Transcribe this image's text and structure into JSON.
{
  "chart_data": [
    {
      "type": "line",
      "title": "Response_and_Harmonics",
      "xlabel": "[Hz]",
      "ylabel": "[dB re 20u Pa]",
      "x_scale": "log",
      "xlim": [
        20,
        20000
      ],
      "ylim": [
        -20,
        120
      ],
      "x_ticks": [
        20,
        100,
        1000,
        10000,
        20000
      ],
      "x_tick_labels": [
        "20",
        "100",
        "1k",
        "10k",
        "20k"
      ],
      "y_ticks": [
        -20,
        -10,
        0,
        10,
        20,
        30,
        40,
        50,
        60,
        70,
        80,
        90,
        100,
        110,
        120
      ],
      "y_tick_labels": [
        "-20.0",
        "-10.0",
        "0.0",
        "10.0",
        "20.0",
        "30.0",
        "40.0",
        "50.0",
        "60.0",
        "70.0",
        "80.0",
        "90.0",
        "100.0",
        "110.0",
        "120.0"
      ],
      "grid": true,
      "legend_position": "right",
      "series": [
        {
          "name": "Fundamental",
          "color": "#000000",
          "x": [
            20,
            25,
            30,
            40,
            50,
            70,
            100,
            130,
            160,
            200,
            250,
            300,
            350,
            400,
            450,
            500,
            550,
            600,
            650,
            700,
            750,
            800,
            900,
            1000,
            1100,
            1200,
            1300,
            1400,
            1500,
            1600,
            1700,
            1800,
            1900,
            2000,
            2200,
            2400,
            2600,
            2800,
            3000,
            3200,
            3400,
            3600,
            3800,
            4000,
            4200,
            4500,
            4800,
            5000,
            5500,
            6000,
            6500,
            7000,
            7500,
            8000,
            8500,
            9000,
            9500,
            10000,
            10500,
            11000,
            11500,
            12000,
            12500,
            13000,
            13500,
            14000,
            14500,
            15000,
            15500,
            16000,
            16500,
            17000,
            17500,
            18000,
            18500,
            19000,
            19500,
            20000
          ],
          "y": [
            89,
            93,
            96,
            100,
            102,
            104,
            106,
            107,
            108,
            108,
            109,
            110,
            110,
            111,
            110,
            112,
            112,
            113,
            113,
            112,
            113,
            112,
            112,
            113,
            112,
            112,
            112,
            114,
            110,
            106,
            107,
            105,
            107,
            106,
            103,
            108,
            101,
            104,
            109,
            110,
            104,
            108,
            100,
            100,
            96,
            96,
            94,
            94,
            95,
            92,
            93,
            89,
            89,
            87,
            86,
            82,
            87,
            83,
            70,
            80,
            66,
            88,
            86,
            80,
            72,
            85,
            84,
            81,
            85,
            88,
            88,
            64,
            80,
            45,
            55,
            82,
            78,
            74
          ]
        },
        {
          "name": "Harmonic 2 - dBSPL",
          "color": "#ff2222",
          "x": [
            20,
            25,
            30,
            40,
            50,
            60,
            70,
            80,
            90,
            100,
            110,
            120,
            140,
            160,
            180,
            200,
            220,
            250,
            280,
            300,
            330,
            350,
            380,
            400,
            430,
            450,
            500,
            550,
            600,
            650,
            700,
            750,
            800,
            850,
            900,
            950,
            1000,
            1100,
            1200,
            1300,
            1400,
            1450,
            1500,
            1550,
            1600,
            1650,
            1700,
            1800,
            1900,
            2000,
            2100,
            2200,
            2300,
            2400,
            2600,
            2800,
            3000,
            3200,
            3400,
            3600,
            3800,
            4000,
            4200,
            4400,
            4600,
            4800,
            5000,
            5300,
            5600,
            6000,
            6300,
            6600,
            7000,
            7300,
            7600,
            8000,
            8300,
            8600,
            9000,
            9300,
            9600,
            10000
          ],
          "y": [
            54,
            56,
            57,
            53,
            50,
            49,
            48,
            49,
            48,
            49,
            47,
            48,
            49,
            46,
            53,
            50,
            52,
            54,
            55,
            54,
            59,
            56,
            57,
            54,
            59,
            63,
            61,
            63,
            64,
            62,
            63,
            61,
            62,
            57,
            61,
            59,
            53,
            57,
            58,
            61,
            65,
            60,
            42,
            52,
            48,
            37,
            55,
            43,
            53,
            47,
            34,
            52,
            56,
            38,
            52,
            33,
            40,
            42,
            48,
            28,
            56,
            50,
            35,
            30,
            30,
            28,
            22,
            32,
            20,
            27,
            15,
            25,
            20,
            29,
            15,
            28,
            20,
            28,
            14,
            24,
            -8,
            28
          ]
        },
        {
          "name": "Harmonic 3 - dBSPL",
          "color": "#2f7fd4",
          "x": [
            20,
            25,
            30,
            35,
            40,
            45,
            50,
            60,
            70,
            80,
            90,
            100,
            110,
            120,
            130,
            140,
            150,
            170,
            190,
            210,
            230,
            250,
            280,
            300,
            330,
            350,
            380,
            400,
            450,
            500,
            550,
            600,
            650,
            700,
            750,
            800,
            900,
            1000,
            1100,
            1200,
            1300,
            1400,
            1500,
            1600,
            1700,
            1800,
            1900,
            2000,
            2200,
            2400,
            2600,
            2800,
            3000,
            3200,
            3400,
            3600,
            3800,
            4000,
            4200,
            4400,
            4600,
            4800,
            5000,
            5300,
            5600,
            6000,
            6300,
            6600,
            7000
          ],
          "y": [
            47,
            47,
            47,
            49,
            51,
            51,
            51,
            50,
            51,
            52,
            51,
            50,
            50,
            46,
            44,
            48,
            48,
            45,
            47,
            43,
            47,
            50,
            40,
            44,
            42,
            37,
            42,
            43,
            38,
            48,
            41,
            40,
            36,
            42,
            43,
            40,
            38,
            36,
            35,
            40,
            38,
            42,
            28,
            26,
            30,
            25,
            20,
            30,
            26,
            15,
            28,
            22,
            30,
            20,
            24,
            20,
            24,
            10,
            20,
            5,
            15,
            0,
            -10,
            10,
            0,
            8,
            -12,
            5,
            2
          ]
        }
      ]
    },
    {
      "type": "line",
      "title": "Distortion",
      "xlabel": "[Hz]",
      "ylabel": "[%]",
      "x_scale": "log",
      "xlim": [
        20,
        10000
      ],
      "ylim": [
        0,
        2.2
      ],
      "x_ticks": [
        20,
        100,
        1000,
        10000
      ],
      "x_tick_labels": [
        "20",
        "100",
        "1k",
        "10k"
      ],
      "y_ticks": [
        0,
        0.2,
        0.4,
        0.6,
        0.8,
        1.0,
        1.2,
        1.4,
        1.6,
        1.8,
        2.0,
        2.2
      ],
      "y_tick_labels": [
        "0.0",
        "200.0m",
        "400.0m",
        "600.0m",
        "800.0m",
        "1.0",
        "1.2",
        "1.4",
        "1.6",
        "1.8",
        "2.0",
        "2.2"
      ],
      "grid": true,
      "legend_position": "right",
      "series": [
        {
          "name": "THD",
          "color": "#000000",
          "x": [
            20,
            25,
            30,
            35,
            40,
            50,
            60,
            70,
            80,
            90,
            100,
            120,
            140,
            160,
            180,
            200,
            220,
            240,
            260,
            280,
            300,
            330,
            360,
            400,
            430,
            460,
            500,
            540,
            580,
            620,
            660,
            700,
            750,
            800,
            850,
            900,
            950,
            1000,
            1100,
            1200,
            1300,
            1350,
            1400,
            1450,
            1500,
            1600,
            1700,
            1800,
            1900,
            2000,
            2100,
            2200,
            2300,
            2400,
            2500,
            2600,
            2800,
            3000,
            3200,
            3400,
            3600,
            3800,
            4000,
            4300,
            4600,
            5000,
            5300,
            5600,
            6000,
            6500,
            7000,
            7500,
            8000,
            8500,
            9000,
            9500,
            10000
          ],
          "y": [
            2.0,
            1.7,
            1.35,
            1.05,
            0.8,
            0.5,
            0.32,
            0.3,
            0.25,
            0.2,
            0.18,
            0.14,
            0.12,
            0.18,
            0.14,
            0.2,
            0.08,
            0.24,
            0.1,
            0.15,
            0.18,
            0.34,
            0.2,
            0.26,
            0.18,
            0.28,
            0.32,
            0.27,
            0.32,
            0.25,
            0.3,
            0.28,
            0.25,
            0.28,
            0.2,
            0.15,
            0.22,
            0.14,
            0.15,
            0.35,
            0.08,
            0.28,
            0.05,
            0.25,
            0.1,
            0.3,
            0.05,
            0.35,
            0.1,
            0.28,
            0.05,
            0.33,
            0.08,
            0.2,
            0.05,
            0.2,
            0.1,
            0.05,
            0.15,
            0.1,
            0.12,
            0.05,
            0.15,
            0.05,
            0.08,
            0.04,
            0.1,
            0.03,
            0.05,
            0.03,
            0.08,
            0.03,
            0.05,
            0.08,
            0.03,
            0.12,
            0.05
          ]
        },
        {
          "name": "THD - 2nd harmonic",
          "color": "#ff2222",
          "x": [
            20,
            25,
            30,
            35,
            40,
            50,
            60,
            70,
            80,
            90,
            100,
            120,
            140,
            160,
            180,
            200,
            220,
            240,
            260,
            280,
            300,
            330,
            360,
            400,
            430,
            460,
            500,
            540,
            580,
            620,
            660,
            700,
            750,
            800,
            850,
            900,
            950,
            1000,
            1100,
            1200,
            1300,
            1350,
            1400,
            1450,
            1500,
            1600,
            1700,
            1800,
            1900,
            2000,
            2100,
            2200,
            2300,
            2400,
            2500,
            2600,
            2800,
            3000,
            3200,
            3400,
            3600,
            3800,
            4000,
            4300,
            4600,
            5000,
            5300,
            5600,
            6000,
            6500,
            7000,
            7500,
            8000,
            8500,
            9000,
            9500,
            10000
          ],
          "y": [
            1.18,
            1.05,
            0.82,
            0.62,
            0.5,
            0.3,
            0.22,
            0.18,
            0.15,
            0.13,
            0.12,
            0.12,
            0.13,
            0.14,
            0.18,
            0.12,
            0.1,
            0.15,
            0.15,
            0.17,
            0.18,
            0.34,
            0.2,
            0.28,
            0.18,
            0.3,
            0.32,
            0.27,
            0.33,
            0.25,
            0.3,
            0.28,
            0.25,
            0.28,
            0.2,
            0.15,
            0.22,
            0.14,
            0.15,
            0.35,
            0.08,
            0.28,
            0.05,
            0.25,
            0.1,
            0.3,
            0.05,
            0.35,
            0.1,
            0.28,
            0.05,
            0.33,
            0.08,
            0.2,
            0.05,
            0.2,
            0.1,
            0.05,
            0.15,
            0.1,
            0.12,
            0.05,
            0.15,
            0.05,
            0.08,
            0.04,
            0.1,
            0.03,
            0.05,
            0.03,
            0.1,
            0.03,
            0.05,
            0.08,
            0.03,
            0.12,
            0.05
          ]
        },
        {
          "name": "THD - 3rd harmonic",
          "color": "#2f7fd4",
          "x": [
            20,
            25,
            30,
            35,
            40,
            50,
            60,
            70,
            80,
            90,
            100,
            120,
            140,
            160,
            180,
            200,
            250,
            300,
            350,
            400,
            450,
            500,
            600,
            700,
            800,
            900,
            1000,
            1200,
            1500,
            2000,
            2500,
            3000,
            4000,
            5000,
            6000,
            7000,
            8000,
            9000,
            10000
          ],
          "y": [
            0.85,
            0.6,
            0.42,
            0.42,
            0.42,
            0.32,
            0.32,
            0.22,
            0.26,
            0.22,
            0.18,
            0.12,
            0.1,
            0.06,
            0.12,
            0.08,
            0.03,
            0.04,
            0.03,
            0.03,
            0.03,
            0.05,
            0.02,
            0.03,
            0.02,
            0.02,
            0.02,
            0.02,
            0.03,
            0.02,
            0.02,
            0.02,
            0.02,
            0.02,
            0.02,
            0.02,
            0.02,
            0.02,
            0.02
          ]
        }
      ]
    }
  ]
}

───

Written problem:
Write down only how many lines in the listing contain the word "dBSPL".

Reply:
2